— Start PROVIDED DATA —

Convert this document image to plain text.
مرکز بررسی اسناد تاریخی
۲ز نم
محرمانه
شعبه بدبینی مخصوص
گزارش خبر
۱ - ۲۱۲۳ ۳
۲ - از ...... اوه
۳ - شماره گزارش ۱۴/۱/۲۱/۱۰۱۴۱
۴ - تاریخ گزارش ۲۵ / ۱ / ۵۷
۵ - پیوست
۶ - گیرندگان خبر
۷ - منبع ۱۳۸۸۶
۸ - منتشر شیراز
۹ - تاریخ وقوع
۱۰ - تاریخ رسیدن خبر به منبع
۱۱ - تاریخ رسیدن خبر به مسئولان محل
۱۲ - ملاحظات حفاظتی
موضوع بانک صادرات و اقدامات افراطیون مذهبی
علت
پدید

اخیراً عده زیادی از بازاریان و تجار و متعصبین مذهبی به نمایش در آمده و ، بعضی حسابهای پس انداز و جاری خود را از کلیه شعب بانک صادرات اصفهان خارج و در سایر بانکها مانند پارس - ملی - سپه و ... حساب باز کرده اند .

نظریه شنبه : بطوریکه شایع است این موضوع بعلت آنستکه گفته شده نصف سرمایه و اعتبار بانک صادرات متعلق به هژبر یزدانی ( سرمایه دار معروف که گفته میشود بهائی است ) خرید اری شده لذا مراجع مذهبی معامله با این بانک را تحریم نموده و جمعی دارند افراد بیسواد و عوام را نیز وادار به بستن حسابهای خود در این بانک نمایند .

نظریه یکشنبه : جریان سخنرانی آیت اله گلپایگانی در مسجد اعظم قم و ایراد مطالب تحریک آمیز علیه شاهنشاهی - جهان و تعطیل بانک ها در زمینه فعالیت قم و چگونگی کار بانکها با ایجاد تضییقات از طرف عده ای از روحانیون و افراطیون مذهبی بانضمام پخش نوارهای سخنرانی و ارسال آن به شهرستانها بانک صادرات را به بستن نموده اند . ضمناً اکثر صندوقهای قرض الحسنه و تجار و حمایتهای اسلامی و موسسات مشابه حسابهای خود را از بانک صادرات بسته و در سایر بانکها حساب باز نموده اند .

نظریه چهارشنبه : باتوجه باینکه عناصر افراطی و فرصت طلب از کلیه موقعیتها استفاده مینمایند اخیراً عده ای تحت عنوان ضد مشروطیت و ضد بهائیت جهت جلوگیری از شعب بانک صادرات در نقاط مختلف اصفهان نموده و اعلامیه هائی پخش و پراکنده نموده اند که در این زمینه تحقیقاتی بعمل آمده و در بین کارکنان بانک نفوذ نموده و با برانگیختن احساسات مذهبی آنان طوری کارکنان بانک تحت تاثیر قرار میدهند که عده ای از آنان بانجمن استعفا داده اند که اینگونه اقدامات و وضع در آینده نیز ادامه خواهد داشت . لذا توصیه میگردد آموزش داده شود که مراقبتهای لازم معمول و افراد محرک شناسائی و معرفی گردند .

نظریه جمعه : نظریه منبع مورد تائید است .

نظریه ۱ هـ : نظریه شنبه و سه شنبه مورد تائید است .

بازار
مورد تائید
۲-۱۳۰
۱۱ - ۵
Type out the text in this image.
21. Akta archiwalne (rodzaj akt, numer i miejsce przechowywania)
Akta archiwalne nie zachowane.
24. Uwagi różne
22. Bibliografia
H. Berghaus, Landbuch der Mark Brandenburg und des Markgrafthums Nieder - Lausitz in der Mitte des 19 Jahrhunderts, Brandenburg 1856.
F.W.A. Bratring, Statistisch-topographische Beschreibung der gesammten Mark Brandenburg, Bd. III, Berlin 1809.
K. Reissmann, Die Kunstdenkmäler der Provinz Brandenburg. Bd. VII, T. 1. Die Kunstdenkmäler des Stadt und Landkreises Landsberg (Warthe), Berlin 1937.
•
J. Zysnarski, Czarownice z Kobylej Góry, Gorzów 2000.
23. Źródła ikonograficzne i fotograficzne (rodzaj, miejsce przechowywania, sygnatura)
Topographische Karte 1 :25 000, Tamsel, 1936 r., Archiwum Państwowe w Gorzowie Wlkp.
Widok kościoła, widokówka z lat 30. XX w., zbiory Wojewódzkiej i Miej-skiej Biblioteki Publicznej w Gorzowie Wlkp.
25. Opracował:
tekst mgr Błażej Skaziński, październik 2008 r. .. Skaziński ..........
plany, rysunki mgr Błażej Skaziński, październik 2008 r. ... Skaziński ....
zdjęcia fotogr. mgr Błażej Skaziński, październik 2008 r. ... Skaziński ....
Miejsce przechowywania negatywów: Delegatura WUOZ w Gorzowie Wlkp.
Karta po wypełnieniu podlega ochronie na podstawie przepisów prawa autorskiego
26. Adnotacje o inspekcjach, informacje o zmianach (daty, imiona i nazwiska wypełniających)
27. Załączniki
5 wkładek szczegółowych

— End PROVIDED DATA —

- WHAT YOU ARE ASKED TO DO
Exactly reproduce all of the entries.

- SOLUTION TO THIS EXERCISE
Convert this document image to plain text.
مرکز بررسی اسناد تاریخی
۲ز نم
محرمانه
شعبه بدبینی مخصوص
گزارش خبر
۱ - ۲۱۲۳ ۳
۲ - از ...... اوه
۳ - شماره گزارش ۱۴/۱/۲۱/۱۰۱۴۱
۴ - تاریخ گزارش ۲۵ / ۱ / ۵۷
۵ - پیوست
۶ - گیرندگان خبر
۷ - منبع ۱۳۸۸۶
۸ - منتشر شیراز
۹ - تاریخ وقوع
۱۰ - تاریخ رسیدن خبر به منبع
۱۱ - تاریخ رسیدن خبر به مسئولان محل
۱۲ - ملاحظات حفاظتی
موضوع بانک صادرات و اقدامات افراطیون مذهبی
علت
پدید

اخیراً عده زیادی از بازاریان و تجار و متعصبین مذهبی به نمایش در آمده و ، بعضی حسابهای پس انداز و جاری خود را از کلیه شعب بانک صادرات اصفهان خارج و در سایر بانکها مانند پارس - ملی - سپه و ... حساب باز کرده اند .

نظریه شنبه : بطوریکه شایع است این موضوع بعلت آنستکه گفته شده نصف سرمایه و اعتبار بانک صادرات متعلق به هژبر یزدانی ( سرمایه دار معروف که گفته میشود بهائی است ) خرید اری شده لذا مراجع مذهبی معامله با این بانک را تحریم نموده و جمعی دارند افراد بیسواد و عوام را نیز وادار به بستن حسابهای خود در این بانک نمایند .

نظریه یکشنبه : جریان سخنرانی آیت اله گلپایگانی در مسجد اعظم قم و ایراد مطالب تحریک آمیز علیه شاهنشاهی - جهان و تعطیل بانک ها در زمینه فعالیت قم و چگونگی کار بانکها با ایجاد تضییقات از طرف عده ای از روحانیون و افراطیون مذهبی بانضمام پخش نوارهای سخنرانی و ارسال آن به شهرستانها بانک صادرات را به بستن نموده اند . ضمناً اکثر صندوقهای قرض الحسنه و تجار و حمایتهای اسلامی و موسسات مشابه حسابهای خود را از بانک صادرات بسته و در سایر بانکها حساب باز نموده اند .

نظریه چهارشنبه : باتوجه باینکه عناصر افراطی و فرصت طلب از کلیه موقعیتها استفاده مینمایند اخیراً عده ای تحت عنوان ضد مشروطیت و ضد بهائیت جهت جلوگیری از شعب بانک صادرات در نقاط مختلف اصفهان نموده و اعلامیه هائی پخش و پراکنده نموده اند که در این زمینه تحقیقاتی بعمل آمده و در بین کارکنان بانک نفوذ نموده و با برانگیختن احساسات مذهبی آنان طوری کارکنان بانک تحت تاثیر قرار میدهند که عده ای از آنان بانجمن استعفا داده اند که اینگونه اقدامات و وضع در آینده نیز ادامه خواهد داشت . لذا توصیه میگردد آموزش داده شود که مراقبتهای لازم معمول و افراد محرک شناسائی و معرفی گردند .

نظریه جمعه : نظریه منبع مورد تائید است .

نظریه ۱ هـ : نظریه شنبه و سه شنبه مورد تائید است .

بازار
مورد تائید
۲-۱۳۰
۱۱ - ۵
Type out the text in this image.
21. Akta archiwalne (rodzaj akt, numer i miejsce przechowywania)
Akta archiwalne nie zachowane.
24. Uwagi różne
22. Bibliografia
H. Berghaus, Landbuch der Mark Brandenburg und des Markgrafthums Nieder - Lausitz in der Mitte des 19 Jahrhunderts, Brandenburg 1856.
F.W.A. Bratring, Statistisch-topographische Beschreibung der gesammten Mark Brandenburg, Bd. III, Berlin 1809.
K. Reissmann, Die Kunstdenkmäler der Provinz Brandenburg. Bd. VII, T. 1. Die Kunstdenkmäler des Stadt und Landkreises Landsberg (Warthe), Berlin 1937.
•
J. Zysnarski, Czarownice z Kobylej Góry, Gorzów 2000.
23. Źródła ikonograficzne i fotograficzne (rodzaj, miejsce przechowywania, sygnatura)
Topographische Karte 1 :25 000, Tamsel, 1936 r., Archiwum Państwowe w Gorzowie Wlkp.
Widok kościoła, widokówka z lat 30. XX w., zbiory Wojewódzkiej i Miej-skiej Biblioteki Publicznej w Gorzowie Wlkp.
25. Opracował:
tekst mgr Błażej Skaziński, październik 2008 r. .. Skaziński ..........
plany, rysunki mgr Błażej Skaziński, październik 2008 r. ... Skaziński ....
zdjęcia fotogr. mgr Błażej Skaziński, październik 2008 r. ... Skaziński ....
Miejsce przechowywania negatywów: Delegatura WUOZ w Gorzowie Wlkp.
Karta po wypełnieniu podlega ochronie na podstawie przepisów prawa autorskiego
26. Adnotacje o inspekcjach, informacje o zmianach (daty, imiona i nazwiska wypełniających)
27. Załączniki
5 wkładek szczegółowych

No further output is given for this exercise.